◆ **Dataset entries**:
##############################

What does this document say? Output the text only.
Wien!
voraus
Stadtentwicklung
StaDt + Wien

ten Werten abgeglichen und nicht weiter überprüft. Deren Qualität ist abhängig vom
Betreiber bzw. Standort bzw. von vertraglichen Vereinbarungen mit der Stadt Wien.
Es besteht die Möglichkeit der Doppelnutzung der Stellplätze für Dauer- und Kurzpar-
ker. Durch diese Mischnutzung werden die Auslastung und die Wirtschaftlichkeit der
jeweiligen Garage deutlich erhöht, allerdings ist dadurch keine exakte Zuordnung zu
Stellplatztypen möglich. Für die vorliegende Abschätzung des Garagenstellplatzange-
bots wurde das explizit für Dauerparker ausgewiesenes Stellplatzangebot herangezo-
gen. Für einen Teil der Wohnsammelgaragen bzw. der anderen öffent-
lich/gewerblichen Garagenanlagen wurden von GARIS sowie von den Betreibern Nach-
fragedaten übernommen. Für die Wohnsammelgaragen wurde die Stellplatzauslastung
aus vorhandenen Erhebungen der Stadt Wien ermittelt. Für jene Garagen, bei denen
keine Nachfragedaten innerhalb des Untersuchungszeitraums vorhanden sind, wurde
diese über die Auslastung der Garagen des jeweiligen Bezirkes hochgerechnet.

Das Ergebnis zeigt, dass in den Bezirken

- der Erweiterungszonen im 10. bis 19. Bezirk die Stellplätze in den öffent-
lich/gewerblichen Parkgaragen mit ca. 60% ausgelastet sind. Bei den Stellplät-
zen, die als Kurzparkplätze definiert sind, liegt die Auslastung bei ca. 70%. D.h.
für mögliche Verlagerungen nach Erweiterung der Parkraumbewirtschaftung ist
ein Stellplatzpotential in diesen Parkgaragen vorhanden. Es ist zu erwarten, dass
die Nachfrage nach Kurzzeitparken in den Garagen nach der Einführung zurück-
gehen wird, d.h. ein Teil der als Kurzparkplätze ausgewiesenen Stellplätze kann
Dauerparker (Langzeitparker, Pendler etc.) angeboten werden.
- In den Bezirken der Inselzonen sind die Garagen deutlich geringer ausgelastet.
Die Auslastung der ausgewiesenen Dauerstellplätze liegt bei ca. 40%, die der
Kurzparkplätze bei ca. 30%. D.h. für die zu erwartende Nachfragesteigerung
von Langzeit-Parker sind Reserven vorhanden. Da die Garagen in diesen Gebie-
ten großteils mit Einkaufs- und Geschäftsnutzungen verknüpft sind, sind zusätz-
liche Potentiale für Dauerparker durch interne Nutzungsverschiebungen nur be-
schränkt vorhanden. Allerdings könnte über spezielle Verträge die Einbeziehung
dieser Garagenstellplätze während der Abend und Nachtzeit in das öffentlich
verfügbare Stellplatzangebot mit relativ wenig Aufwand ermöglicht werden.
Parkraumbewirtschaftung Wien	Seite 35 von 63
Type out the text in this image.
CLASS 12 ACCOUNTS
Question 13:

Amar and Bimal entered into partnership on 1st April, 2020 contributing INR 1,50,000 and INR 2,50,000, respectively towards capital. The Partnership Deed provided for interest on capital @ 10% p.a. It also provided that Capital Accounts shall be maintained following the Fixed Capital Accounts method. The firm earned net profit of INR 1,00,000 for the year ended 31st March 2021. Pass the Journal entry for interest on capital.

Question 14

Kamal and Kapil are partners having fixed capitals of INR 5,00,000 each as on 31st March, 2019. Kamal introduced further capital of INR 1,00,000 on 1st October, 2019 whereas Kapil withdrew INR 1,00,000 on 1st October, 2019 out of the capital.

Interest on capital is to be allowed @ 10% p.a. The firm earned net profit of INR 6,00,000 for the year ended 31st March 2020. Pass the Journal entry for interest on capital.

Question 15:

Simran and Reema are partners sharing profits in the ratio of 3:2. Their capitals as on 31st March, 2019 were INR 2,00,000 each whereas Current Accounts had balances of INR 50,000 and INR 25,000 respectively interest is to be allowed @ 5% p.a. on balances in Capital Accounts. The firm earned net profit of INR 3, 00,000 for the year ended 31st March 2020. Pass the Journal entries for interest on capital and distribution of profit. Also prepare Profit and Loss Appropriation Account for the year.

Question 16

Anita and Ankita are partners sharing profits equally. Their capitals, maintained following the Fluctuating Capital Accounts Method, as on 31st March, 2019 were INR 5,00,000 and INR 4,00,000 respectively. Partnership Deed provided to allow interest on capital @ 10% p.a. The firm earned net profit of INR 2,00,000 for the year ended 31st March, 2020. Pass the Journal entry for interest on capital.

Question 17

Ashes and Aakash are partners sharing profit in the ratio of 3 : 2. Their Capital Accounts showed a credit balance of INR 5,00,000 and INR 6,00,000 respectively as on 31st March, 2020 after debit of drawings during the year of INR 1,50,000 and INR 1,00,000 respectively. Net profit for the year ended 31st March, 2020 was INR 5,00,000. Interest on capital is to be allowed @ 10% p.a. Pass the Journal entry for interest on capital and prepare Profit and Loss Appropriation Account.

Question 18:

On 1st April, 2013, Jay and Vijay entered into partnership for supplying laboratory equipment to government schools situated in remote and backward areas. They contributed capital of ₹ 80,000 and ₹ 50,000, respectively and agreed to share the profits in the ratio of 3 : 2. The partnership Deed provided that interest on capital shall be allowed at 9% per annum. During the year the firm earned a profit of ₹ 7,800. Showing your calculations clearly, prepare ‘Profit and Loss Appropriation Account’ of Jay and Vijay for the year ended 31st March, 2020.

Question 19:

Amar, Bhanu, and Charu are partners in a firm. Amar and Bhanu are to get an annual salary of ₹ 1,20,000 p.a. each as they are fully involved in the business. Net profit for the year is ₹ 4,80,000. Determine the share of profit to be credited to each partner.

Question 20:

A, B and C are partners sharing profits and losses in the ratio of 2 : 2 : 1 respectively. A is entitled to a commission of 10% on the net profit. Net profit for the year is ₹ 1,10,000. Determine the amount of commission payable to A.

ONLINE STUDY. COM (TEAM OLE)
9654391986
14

##############################

◆ **Stated goal**:
Gather from the entries above all lines that include the string "text".

◆ **The answer**:
What does this document say? Output the text only.
Type out the text in this image.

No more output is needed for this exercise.